-- Begin Data supplied --
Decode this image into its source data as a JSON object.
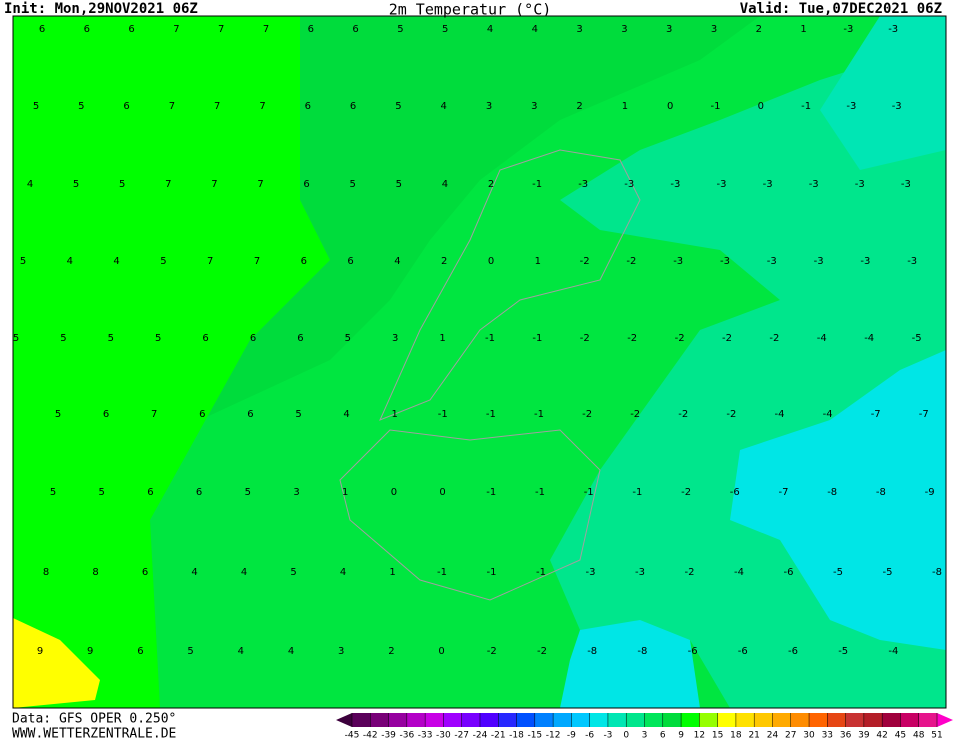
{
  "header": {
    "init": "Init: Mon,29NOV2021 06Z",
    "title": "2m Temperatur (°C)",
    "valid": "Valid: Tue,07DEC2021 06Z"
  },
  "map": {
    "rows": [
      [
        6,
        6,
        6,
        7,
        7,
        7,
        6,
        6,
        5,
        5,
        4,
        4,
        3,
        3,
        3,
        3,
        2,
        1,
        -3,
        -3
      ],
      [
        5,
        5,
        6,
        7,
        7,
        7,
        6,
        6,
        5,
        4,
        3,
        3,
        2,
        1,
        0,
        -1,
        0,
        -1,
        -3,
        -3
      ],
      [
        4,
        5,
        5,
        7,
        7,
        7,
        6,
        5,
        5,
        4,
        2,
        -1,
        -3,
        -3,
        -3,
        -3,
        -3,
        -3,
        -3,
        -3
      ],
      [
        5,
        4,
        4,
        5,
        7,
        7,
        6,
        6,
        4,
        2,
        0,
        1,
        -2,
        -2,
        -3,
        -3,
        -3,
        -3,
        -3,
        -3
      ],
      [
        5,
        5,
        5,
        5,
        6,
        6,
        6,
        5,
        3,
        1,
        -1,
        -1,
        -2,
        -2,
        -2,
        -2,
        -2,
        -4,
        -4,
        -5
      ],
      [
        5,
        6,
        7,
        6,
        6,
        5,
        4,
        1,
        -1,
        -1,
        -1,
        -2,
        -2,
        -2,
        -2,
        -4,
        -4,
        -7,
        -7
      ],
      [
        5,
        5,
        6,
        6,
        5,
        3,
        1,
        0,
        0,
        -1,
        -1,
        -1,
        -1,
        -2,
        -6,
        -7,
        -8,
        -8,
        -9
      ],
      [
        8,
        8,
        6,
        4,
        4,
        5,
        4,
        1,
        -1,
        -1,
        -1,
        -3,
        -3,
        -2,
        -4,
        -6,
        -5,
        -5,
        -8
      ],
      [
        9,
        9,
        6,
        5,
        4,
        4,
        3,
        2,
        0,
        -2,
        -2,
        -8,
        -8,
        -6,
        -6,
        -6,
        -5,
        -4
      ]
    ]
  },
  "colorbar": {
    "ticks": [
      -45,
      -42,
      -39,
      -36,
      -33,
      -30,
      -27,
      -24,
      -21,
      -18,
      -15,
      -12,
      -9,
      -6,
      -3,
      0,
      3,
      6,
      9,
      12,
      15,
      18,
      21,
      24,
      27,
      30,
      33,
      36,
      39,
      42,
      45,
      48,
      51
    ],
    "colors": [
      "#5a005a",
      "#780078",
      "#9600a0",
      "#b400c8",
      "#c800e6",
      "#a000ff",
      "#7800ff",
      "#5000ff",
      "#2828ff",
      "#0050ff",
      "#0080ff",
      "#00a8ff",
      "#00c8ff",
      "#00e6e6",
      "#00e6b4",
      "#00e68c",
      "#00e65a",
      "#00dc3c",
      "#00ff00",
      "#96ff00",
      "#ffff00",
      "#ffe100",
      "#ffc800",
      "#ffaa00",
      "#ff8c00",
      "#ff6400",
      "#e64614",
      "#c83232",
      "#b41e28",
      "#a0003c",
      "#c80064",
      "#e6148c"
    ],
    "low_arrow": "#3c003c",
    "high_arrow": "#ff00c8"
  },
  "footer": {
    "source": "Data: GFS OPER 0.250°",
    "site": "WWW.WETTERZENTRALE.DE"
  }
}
-- End Data supplied --
● **Exercise requirements**: Search the listing for the word "source" and return each line that holds it.

● **Response to this task**:
Decode this image into its source data as a JSON object.
    "source": "Data: GFS OPER 0.250°",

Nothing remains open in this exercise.